# EXTRACTED DATA start

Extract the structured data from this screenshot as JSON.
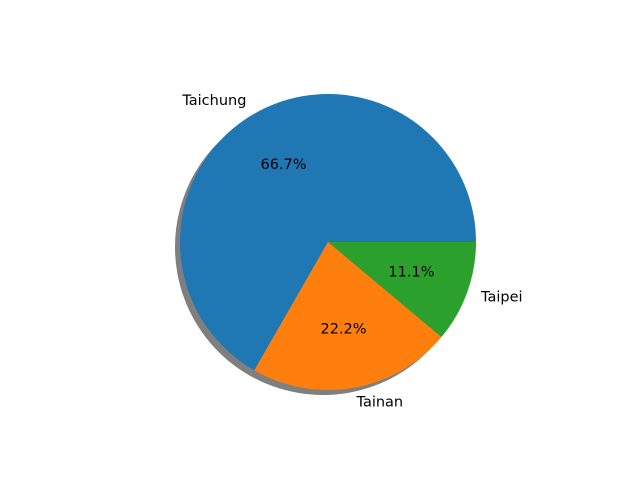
{
  "chart_data": {
    "type": "pie",
    "title": "",
    "slices": [
      {
        "label": "Taichung",
        "value": 66.7,
        "pct_label": "66.7%",
        "color": "#1f77b4"
      },
      {
        "label": "Tainan",
        "value": 22.2,
        "pct_label": "22.2%",
        "color": "#ff7f0e"
      },
      {
        "label": "Taipei",
        "value": 11.1,
        "pct_label": "11.1%",
        "color": "#2ca02c"
      }
    ],
    "start_angle_deg": 0,
    "direction": "counterclockwise",
    "shadow": true,
    "legend": "none"
  }
}
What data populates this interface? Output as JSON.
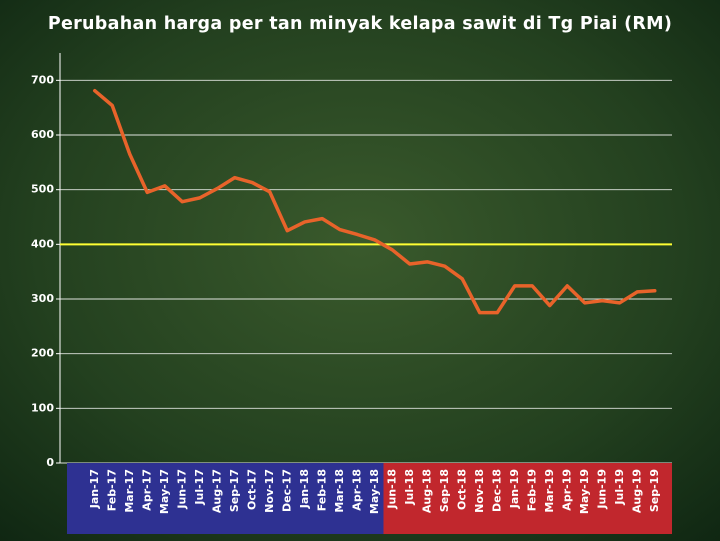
{
  "chart_data": {
    "type": "line",
    "title": "Perubahan harga per tan minyak kelapa sawit di Tg Piai (RM)",
    "categories": [
      "Jan-17",
      "Feb-17",
      "Mar-17",
      "Apr-17",
      "May-17",
      "Jun-17",
      "Jul-17",
      "Aug-17",
      "Sep-17",
      "Oct-17",
      "Nov-17",
      "Dec-17",
      "Jan-18",
      "Feb-18",
      "Mar-18",
      "Apr-18",
      "May-18",
      "Jun-18",
      "Jul-18",
      "Aug-18",
      "Sep-18",
      "Oct-18",
      "Nov-18",
      "Dec-18",
      "Jan-19",
      "Feb-19",
      "Mar-19",
      "Apr-19",
      "May-19",
      "Jun-19",
      "Jul-19",
      "Aug-19",
      "Sep-19"
    ],
    "category_colors": [
      "#2e3192",
      "#2e3192",
      "#2e3192",
      "#2e3192",
      "#2e3192",
      "#2e3192",
      "#2e3192",
      "#2e3192",
      "#2e3192",
      "#2e3192",
      "#2e3192",
      "#2e3192",
      "#2e3192",
      "#2e3192",
      "#2e3192",
      "#2e3192",
      "#2e3192",
      "#c1272d",
      "#c1272d",
      "#c1272d",
      "#c1272d",
      "#c1272d",
      "#c1272d",
      "#c1272d",
      "#c1272d",
      "#c1272d",
      "#c1272d",
      "#c1272d",
      "#c1272d",
      "#c1272d",
      "#c1272d",
      "#c1272d",
      "#c1272d"
    ],
    "series": [
      {
        "color": "#e8632a",
        "values": [
          681,
          654,
          565,
          495,
          507,
          478,
          485,
          502,
          522,
          513,
          496,
          425,
          441,
          447,
          427,
          418,
          408,
          390,
          364,
          368,
          360,
          337,
          275,
          275,
          324,
          324,
          288,
          324,
          293,
          297,
          293,
          313,
          315
        ]
      }
    ],
    "reference_line": {
      "value": 400,
      "color": "#ffff33"
    },
    "ylim": [
      0,
      750
    ],
    "yticks": [
      0,
      100,
      200,
      300,
      400,
      500,
      600,
      700
    ],
    "grid": true
  }
}
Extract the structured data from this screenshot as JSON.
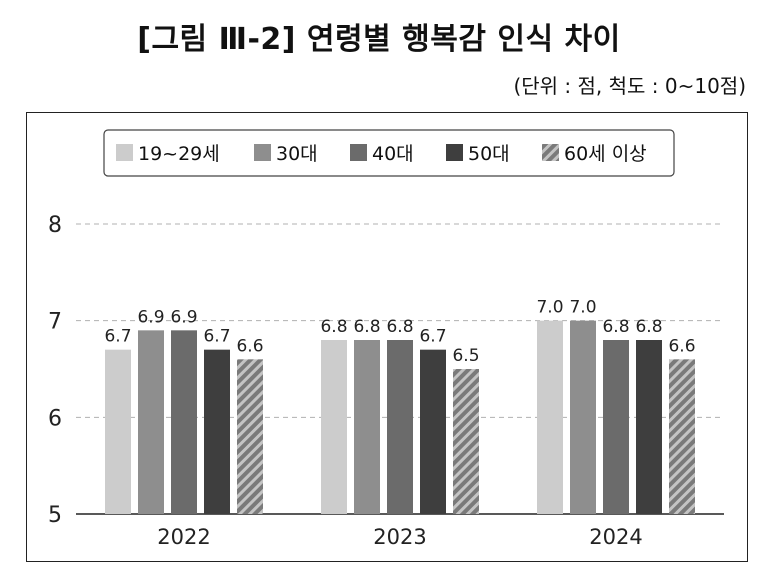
{
  "header": {
    "title": "[그림 Ⅲ-2] 연령별 행복감 인식 차이",
    "unit": "(단위 : 점, 척도 : 0~10점)"
  },
  "colors": {
    "19~29세": "#cccccc",
    "30대": "#8e8e8e",
    "40대": "#6b6b6b",
    "50대": "#3e3e3e",
    "60세 이상": "#9a9a9a"
  },
  "chart_data": {
    "type": "bar",
    "categories": [
      "2022",
      "2023",
      "2024"
    ],
    "series": [
      {
        "name": "19~29세",
        "values": [
          6.7,
          6.8,
          7.0
        ],
        "labels": [
          "6.7",
          "6.8",
          "7.0"
        ]
      },
      {
        "name": "30대",
        "values": [
          6.9,
          6.8,
          7.0
        ],
        "labels": [
          "6.9",
          "6.8",
          "7.0"
        ]
      },
      {
        "name": "40대",
        "values": [
          6.9,
          6.8,
          6.8
        ],
        "labels": [
          "6.9",
          "6.8",
          "6.8"
        ]
      },
      {
        "name": "50대",
        "values": [
          6.7,
          6.7,
          6.8
        ],
        "labels": [
          "6.7",
          "6.7",
          "6.8"
        ]
      },
      {
        "name": "60세 이상",
        "values": [
          6.6,
          6.5,
          6.6
        ],
        "labels": [
          "6.6",
          "6.5",
          "6.6"
        ],
        "pattern": "diagonal-hatch"
      }
    ],
    "ylim": [
      5,
      8
    ],
    "yticks": [
      "5",
      "6",
      "7",
      "8"
    ],
    "grid": "dashed horizontal",
    "legend": "top-center"
  }
}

# EXTRACTED DATA end

## JOB
In the records above, locate each line with the word "title". Copy all such lines.

## EXERCISE ANSWER
    "title": "",
    "title": "Perubahan harga per tan minyak kelapa sawit di Tg Piai (RM)",
    "title": "[그림 Ⅲ-2] 연령별 행복감 인식 차이",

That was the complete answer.